Give every entry again, unchanged, and leave its images out.

(Figure record listings)
╭──

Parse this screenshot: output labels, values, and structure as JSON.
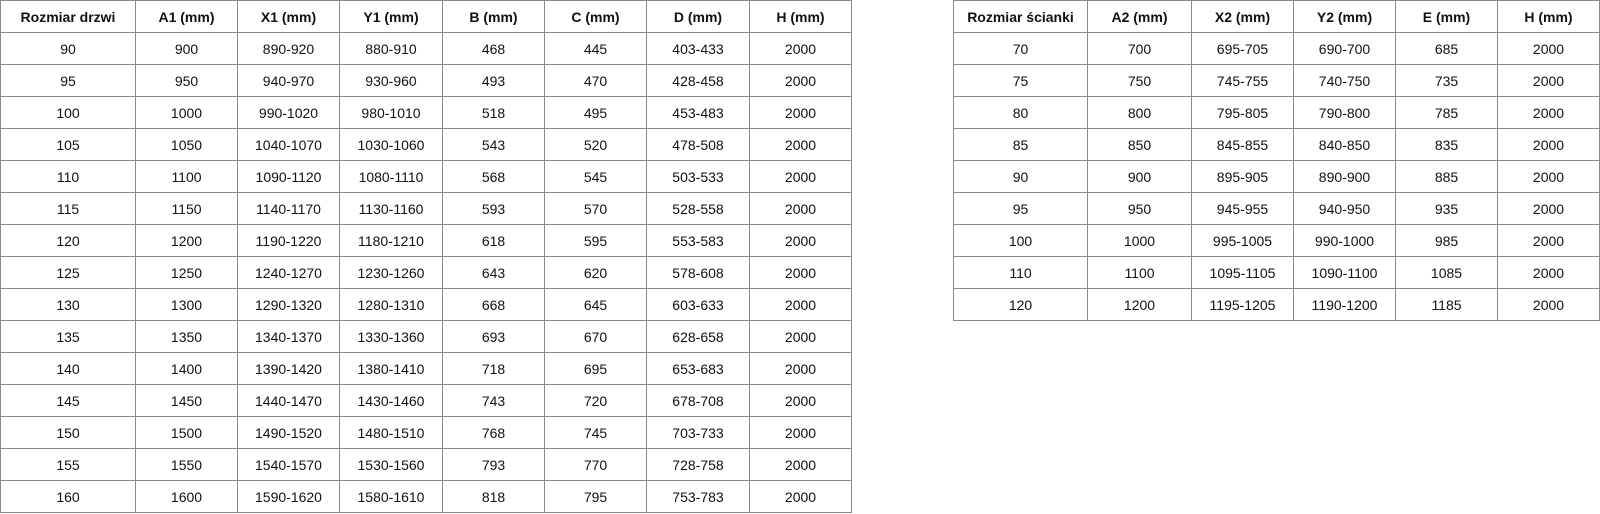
{
  "doors_table": {
    "headers": [
      "Rozmiar drzwi",
      "A1 (mm)",
      "X1 (mm)",
      "Y1 (mm)",
      "B (mm)",
      "C (mm)",
      "D (mm)",
      "H (mm)"
    ],
    "rows": [
      [
        "90",
        "900",
        "890-920",
        "880-910",
        "468",
        "445",
        "403-433",
        "2000"
      ],
      [
        "95",
        "950",
        "940-970",
        "930-960",
        "493",
        "470",
        "428-458",
        "2000"
      ],
      [
        "100",
        "1000",
        "990-1020",
        "980-1010",
        "518",
        "495",
        "453-483",
        "2000"
      ],
      [
        "105",
        "1050",
        "1040-1070",
        "1030-1060",
        "543",
        "520",
        "478-508",
        "2000"
      ],
      [
        "110",
        "1100",
        "1090-1120",
        "1080-1110",
        "568",
        "545",
        "503-533",
        "2000"
      ],
      [
        "115",
        "1150",
        "1140-1170",
        "1130-1160",
        "593",
        "570",
        "528-558",
        "2000"
      ],
      [
        "120",
        "1200",
        "1190-1220",
        "1180-1210",
        "618",
        "595",
        "553-583",
        "2000"
      ],
      [
        "125",
        "1250",
        "1240-1270",
        "1230-1260",
        "643",
        "620",
        "578-608",
        "2000"
      ],
      [
        "130",
        "1300",
        "1290-1320",
        "1280-1310",
        "668",
        "645",
        "603-633",
        "2000"
      ],
      [
        "135",
        "1350",
        "1340-1370",
        "1330-1360",
        "693",
        "670",
        "628-658",
        "2000"
      ],
      [
        "140",
        "1400",
        "1390-1420",
        "1380-1410",
        "718",
        "695",
        "653-683",
        "2000"
      ],
      [
        "145",
        "1450",
        "1440-1470",
        "1430-1460",
        "743",
        "720",
        "678-708",
        "2000"
      ],
      [
        "150",
        "1500",
        "1490-1520",
        "1480-1510",
        "768",
        "745",
        "703-733",
        "2000"
      ],
      [
        "155",
        "1550",
        "1540-1570",
        "1530-1560",
        "793",
        "770",
        "728-758",
        "2000"
      ],
      [
        "160",
        "1600",
        "1590-1620",
        "1580-1610",
        "818",
        "795",
        "753-783",
        "2000"
      ]
    ]
  },
  "walls_table": {
    "headers": [
      "Rozmiar ścianki",
      "A2 (mm)",
      "X2 (mm)",
      "Y2 (mm)",
      "E (mm)",
      "H (mm)"
    ],
    "rows": [
      [
        "70",
        "700",
        "695-705",
        "690-700",
        "685",
        "2000"
      ],
      [
        "75",
        "750",
        "745-755",
        "740-750",
        "735",
        "2000"
      ],
      [
        "80",
        "800",
        "795-805",
        "790-800",
        "785",
        "2000"
      ],
      [
        "85",
        "850",
        "845-855",
        "840-850",
        "835",
        "2000"
      ],
      [
        "90",
        "900",
        "895-905",
        "890-900",
        "885",
        "2000"
      ],
      [
        "95",
        "950",
        "945-955",
        "940-950",
        "935",
        "2000"
      ],
      [
        "100",
        "1000",
        "995-1005",
        "990-1000",
        "985",
        "2000"
      ],
      [
        "110",
        "1100",
        "1095-1105",
        "1090-1100",
        "1085",
        "2000"
      ],
      [
        "120",
        "1200",
        "1195-1205",
        "1190-1200",
        "1185",
        "2000"
      ]
    ]
  }
}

╰──

- THE REPLY:
Parse this screenshot: output labels, values, and structure as JSON.
{
  "doors_table": {
    "headers": [
      "Rozmiar drzwi",
      "A1 (mm)",
      "X1 (mm)",
      "Y1 (mm)",
      "B (mm)",
      "C (mm)",
      "D (mm)",
      "H (mm)"
    ],
    "rows": [
      [
        "90",
        "900",
        "890-920",
        "880-910",
        "468",
        "445",
        "403-433",
        "2000"
      ],
      [
        "95",
        "950",
        "940-970",
        "930-960",
        "493",
        "470",
        "428-458",
        "2000"
      ],
      [
        "100",
        "1000",
        "990-1020",
        "980-1010",
        "518",
        "495",
        "453-483",
        "2000"
      ],
      [
        "105",
        "1050",
        "1040-1070",
        "1030-1060",
        "543",
        "520",
        "478-508",
        "2000"
      ],
      [
        "110",
        "1100",
        "1090-1120",
        "1080-1110",
        "568",
        "545",
        "503-533",
        "2000"
      ],
      [
        "115",
        "1150",
        "1140-1170",
        "1130-1160",
        "593",
        "570",
        "528-558",
        "2000"
      ],
      [
        "120",
        "1200",
        "1190-1220",
        "1180-1210",
        "618",
        "595",
        "553-583",
        "2000"
      ],
      [
        "125",
        "1250",
        "1240-1270",
        "1230-1260",
        "643",
        "620",
        "578-608",
        "2000"
      ],
      [
        "130",
        "1300",
        "1290-1320",
        "1280-1310",
        "668",
        "645",
        "603-633",
        "2000"
      ],
      [
        "135",
        "1350",
        "1340-1370",
        "1330-1360",
        "693",
        "670",
        "628-658",
        "2000"
      ],
      [
        "140",
        "1400",
        "1390-1420",
        "1380-1410",
        "718",
        "695",
        "653-683",
        "2000"
      ],
      [
        "145",
        "1450",
        "1440-1470",
        "1430-1460",
        "743",
        "720",
        "678-708",
        "2000"
      ],
      [
        "150",
        "1500",
        "1490-1520",
        "1480-1510",
        "768",
        "745",
        "703-733",
        "2000"
      ],
      [
        "155",
        "1550",
        "1540-1570",
        "1530-1560",
        "793",
        "770",
        "728-758",
        "2000"
      ],
      [
        "160",
        "1600",
        "1590-1620",
        "1580-1610",
        "818",
        "795",
        "753-783",
        "2000"
      ]
    ]
  },
  "walls_table": {
    "headers": [
      "Rozmiar ścianki",
      "A2 (mm)",
      "X2 (mm)",
      "Y2 (mm)",
      "E (mm)",
      "H (mm)"
    ],
    "rows": [
      [
        "70",
        "700",
        "695-705",
        "690-700",
        "685",
        "2000"
      ],
      [
        "75",
        "750",
        "745-755",
        "740-750",
        "735",
        "2000"
      ],
      [
        "80",
        "800",
        "795-805",
        "790-800",
        "785",
        "2000"
      ],
      [
        "85",
        "850",
        "845-855",
        "840-850",
        "835",
        "2000"
      ],
      [
        "90",
        "900",
        "895-905",
        "890-900",
        "885",
        "2000"
      ],
      [
        "95",
        "950",
        "945-955",
        "940-950",
        "935",
        "2000"
      ],
      [
        "100",
        "1000",
        "995-1005",
        "990-1000",
        "985",
        "2000"
      ],
      [
        "110",
        "1100",
        "1095-1105",
        "1090-1100",
        "1085",
        "2000"
      ],
      [
        "120",
        "1200",
        "1195-1205",
        "1190-1200",
        "1185",
        "2000"
      ]
    ]
  }
}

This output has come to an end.